## Exercise instructions
All of the data that follows should be retyped exactly, please, except the pictures.

## Dataset excerpts
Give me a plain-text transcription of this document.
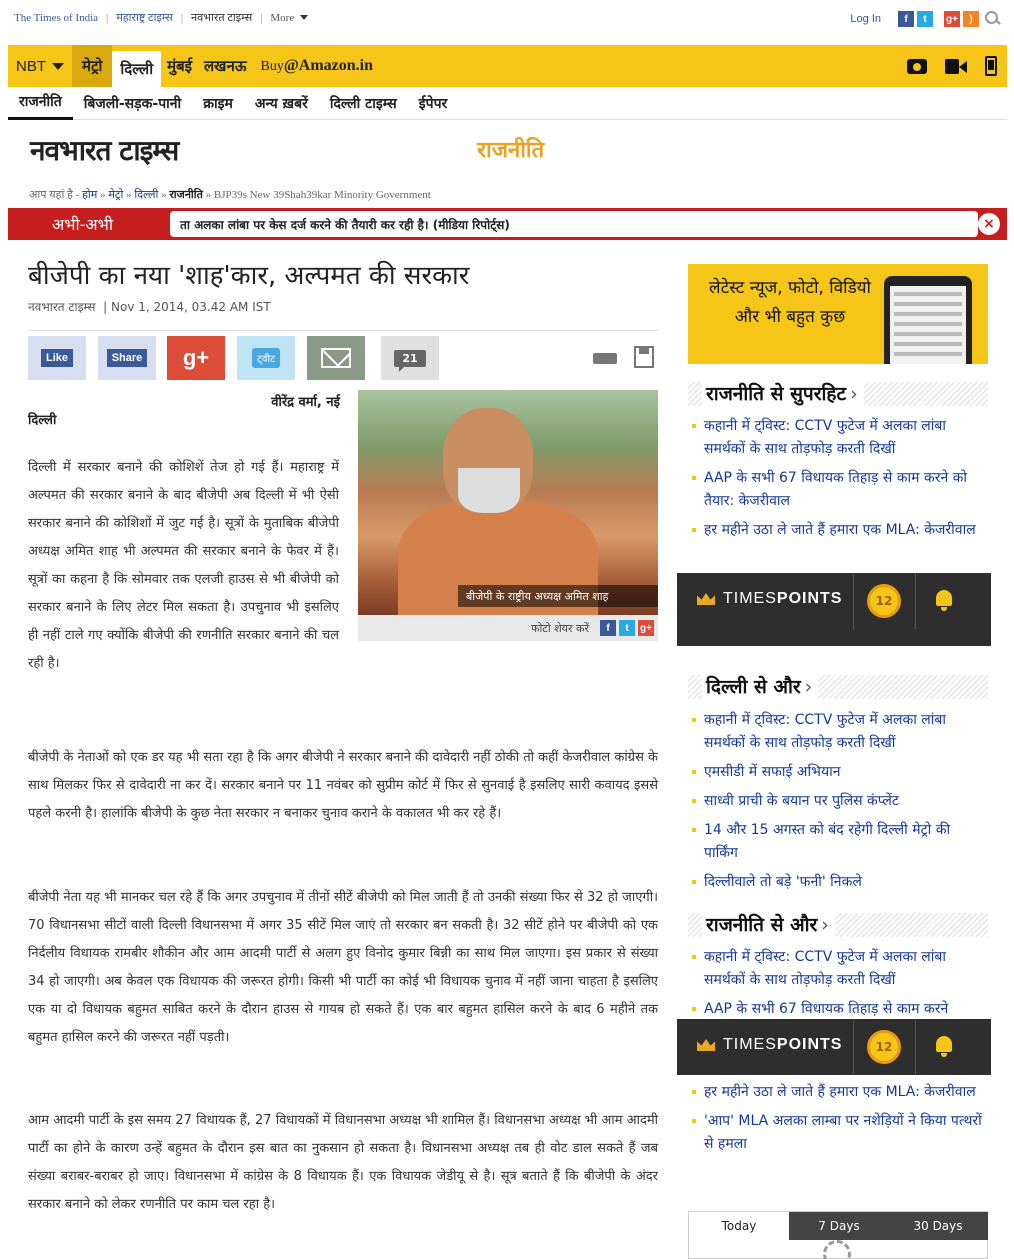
The Times of India | महाराष्ट्र टाइम्स | नवभारत टाइम्स | More	Log In	f	t	g+	)
NBT	मेट्रो	दिल्ली मुंबई लखनऊ	Buy@Amazon.in
राजनीति	बिजली-सड़क-पानी	क्राइम	अन्य ख़बरें	दिल्ली टाइम्स	ईपेपर
नवभारत टाइम्स	राजनीति
आप यहां है - होम » मेट्रो » दिल्ली » राजनीति » BJP39s New 39Shah39kar Minority Government
अभी-अभी	ता अलका लांबा पर केस दर्ज करने की तैयारी कर रही है। (मीडिया रिपोर्ट्स)	×
बीजेपी का नया 'शाह'कार, अल्पमत की सरकार
नवभारत टाइम्स  | Nov 1, 2014, 03.42 AM IST
Like	Share	g+	ट्वीट	21
वीरेंद्र वर्मा, नई
दिल्ली
बीजेपी के राष्ट्रीय अध्यक्ष अमित शाह
फोटो शेयर करें	f	t	g+

दिल्ली में सरकार बनाने की कोशिशें तेज हो गई हैं। महाराष्ट्र में अल्पमत की सरकार बनाने के बाद बीजेपी अब दिल्ली में भी ऐसी सरकार बनाने की कोशिशों में जुट गई है। सूत्रों के मुताबिक बीजेपी अध्यक्ष अमित शाह भी अल्पमत की सरकार बनाने के फेवर में हैं। सूत्रों का कहना है कि सोमवार तक एलजी हाउस से भी बीजेपी को सरकार बनाने के लिए लेटर मिल सकता है। उपचुनाव भी इसलिए ही नहीं टाले गए क्योंकि बीजेपी की रणनीति सरकार बनाने की चल रही है।

बीजेपी के नेताओं को एक डर यह भी सता रहा है कि अगर बीजेपी ने सरकार बनाने की दावेदारी नहीं ठोकी तो कहीं केजरीवाल कांग्रेस के साथ मिलकर फिर से दावेदारी ना कर दें। सरकार बनाने पर 11 नवंबर को सुप्रीम कोर्ट में फिर से सुनवाई है इसलिए सारी कवायद इससे पहले करनी है। हालांकि बीजेपी के कुछ नेता सरकार न बनाकर चुनाव कराने के वकालत भी कर रहे हैं।

बीजेपी नेता यह भी मानकर चल रहे हैं कि अगर उपचुनाव में तीनों सीटें बीजेपी को मिल जाती हैं तो उनकी संख्या फिर से 32 हो जाएगी। 70 विधानसभा सीटों वाली दिल्ली विधानसभा में अगर 35 सीटें मिल जाएं तो सरकार बन सकती है। 32 सीटें होने पर बीजेपी को एक निर्दलीय विधायक रामबीर शौकीन और आम आदमी पार्टी से अलग हुए विनोद कुमार बिन्नी का साथ मिल जाएगा। इस प्रकार से संख्या 34 हो जाएगी। अब केवल एक विधायक की जरूरत होगी। किसी भी पार्टी का कोई भी विधायक चुनाव में नहीं जाना चाहता है इसलिए एक या दो विधायक बहुमत साबित करने के दौरान हाउस से गायब हो सकते हैं। एक बार बहुमत हासिल करने के बाद 6 महीने तक बहुमत हासिल करने की जरूरत नहीं पड़ती।

आम आदमी पार्टी के इस समय 27 विधायक हैं, 27 विधायकों में विधानसभा अध्यक्ष भी शामिल हैं। विधानसभा अध्यक्ष भी आम आदमी पार्टी का होने के कारण उन्हें बहुमत के दौरान इस बात का नुकसान हो सकता है। विधानसभा अध्यक्ष तब ही वोट डाल सकते हैं जब संख्या बराबर-बराबर हो जाए। विधानसभा में कांग्रेस के 8 विधायक हैं। एक विधायक जेडीयू से है। सूत्र बताते हैं कि बीजेपी के अंदर सरकार बनाने को लेकर रणनीति पर काम चल रहा है।

लेटेस्ट न्यूज, फोटो, विडियो और भी बहुत कुछ
राजनीति से सुपरहिट ›
कहानी में ट्विस्ट: CCTV फुटेज में अलका लांबा समर्थकों के साथ तोड़फोड़ करती दिखीं
AAP के सभी 67 विधायक तिहाड़ से काम करने को तैयार: केजरीवाल
हर महीने उठा ले जाते हैं हमारा एक MLA: केजरीवाल
TIMESPOINTS	12
दिल्ली से और ›
कहानी में ट्विस्ट: CCTV फुटेज में अलका लांबा समर्थकों के साथ तोड़फोड़ करती दिखीं
एमसीडी में सफाई अभियान
साध्वी प्राची के बयान पर पुलिस कंप्लेंट
14 और 15 अगस्त को बंद रहेगी दिल्ली मेट्रो की पार्किंग
दिल्लीवाले तो बड़े 'फनी' निकले
राजनीति से और ›
कहानी में ट्विस्ट: CCTV फुटेज में अलका लांबा समर्थकों के साथ तोड़फोड़ करती दिखीं
AAP के सभी 67 विधायक तिहाड़ से काम करने
TIMESPOINTS	12
हर महीने उठा ले जाते हैं हमारा एक MLA: केजरीवाल
'आप' MLA अलका लाम्बा पर नशेड़ियों ने किया पत्थरों से हमला
Today	7 Days	30 Days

## Solved exercise
Give me a plain-text transcription of this document.
The Times of India | महाराष्ट्र टाइम्स | नवभारत टाइम्स | More	Log In	f	t	g+	)
NBT	मेट्रो	दिल्ली मुंबई लखनऊ	Buy@Amazon.in
राजनीति	बिजली-सड़क-पानी	क्राइम	अन्य ख़बरें	दिल्ली टाइम्स	ईपेपर
नवभारत टाइम्स	राजनीति
आप यहां है - होम » मेट्रो » दिल्ली » राजनीति » BJP39s New 39Shah39kar Minority Government
अभी-अभी	ता अलका लांबा पर केस दर्ज करने की तैयारी कर रही है। (मीडिया रिपोर्ट्स)	×
बीजेपी का नया 'शाह'कार, अल्पमत की सरकार
नवभारत टाइम्स  | Nov 1, 2014, 03.42 AM IST
Like	Share	g+	ट्वीट	21
वीरेंद्र वर्मा, नई
दिल्ली
बीजेपी के राष्ट्रीय अध्यक्ष अमित शाह
फोटो शेयर करें	f	t	g+

दिल्ली में सरकार बनाने की कोशिशें तेज हो गई हैं। महाराष्ट्र में अल्पमत की सरकार बनाने के बाद बीजेपी अब दिल्ली में भी ऐसी सरकार बनाने की कोशिशों में जुट गई है। सूत्रों के मुताबिक बीजेपी अध्यक्ष अमित शाह भी अल्पमत की सरकार बनाने के फेवर में हैं। सूत्रों का कहना है कि सोमवार तक एलजी हाउस से भी बीजेपी को सरकार बनाने के लिए लेटर मिल सकता है। उपचुनाव भी इसलिए ही नहीं टाले गए क्योंकि बीजेपी की रणनीति सरकार बनाने की चल रही है।

बीजेपी के नेताओं को एक डर यह भी सता रहा है कि अगर बीजेपी ने सरकार बनाने की दावेदारी नहीं ठोकी तो कहीं केजरीवाल कांग्रेस के साथ मिलकर फिर से दावेदारी ना कर दें। सरकार बनाने पर 11 नवंबर को सुप्रीम कोर्ट में फिर से सुनवाई है इसलिए सारी कवायद इससे पहले करनी है। हालांकि बीजेपी के कुछ नेता सरकार न बनाकर चुनाव कराने के वकालत भी कर रहे हैं।

बीजेपी नेता यह भी मानकर चल रहे हैं कि अगर उपचुनाव में तीनों सीटें बीजेपी को मिल जाती हैं तो उनकी संख्या फिर से 32 हो जाएगी। 70 विधानसभा सीटों वाली दिल्ली विधानसभा में अगर 35 सीटें मिल जाएं तो सरकार बन सकती है। 32 सीटें होने पर बीजेपी को एक निर्दलीय विधायक रामबीर शौकीन और आम आदमी पार्टी से अलग हुए विनोद कुमार बिन्नी का साथ मिल जाएगा। इस प्रकार से संख्या 34 हो जाएगी। अब केवल एक विधायक की जरूरत होगी। किसी भी पार्टी का कोई भी विधायक चुनाव में नहीं जाना चाहता है इसलिए एक या दो विधायक बहुमत साबित करने के दौरान हाउस से गायब हो सकते हैं। एक बार बहुमत हासिल करने के बाद 6 महीने तक बहुमत हासिल करने की जरूरत नहीं पड़ती।

आम आदमी पार्टी के इस समय 27 विधायक हैं, 27 विधायकों में विधानसभा अध्यक्ष भी शामिल हैं। विधानसभा अध्यक्ष भी आम आदमी पार्टी का होने के कारण उन्हें बहुमत के दौरान इस बात का नुकसान हो सकता है। विधानसभा अध्यक्ष तब ही वोट डाल सकते हैं जब संख्या बराबर-बराबर हो जाए। विधानसभा में कांग्रेस के 8 विधायक हैं। एक विधायक जेडीयू से है। सूत्र बताते हैं कि बीजेपी के अंदर सरकार बनाने को लेकर रणनीति पर काम चल रहा है।

लेटेस्ट न्यूज, फोटो, विडियो और भी बहुत कुछ
राजनीति से सुपरहिट ›
कहानी में ट्विस्ट: CCTV फुटेज में अलका लांबा समर्थकों के साथ तोड़फोड़ करती दिखीं
AAP के सभी 67 विधायक तिहाड़ से काम करने को तैयार: केजरीवाल
हर महीने उठा ले जाते हैं हमारा एक MLA: केजरीवाल
TIMESPOINTS	12
दिल्ली से और ›
कहानी में ट्विस्ट: CCTV फुटेज में अलका लांबा समर्थकों के साथ तोड़फोड़ करती दिखीं
एमसीडी में सफाई अभियान
साध्वी प्राची के बयान पर पुलिस कंप्लेंट
14 और 15 अगस्त को बंद रहेगी दिल्ली मेट्रो की पार्किंग
दिल्लीवाले तो बड़े 'फनी' निकले
राजनीति से और ›
कहानी में ट्विस्ट: CCTV फुटेज में अलका लांबा समर्थकों के साथ तोड़फोड़ करती दिखीं
AAP के सभी 67 विधायक तिहाड़ से काम करने
TIMESPOINTS	12
हर महीने उठा ले जाते हैं हमारा एक MLA: केजरीवाल
'आप' MLA अलका लाम्बा पर नशेड़ियों ने किया पत्थरों से हमला
Today	7 Days	30 Days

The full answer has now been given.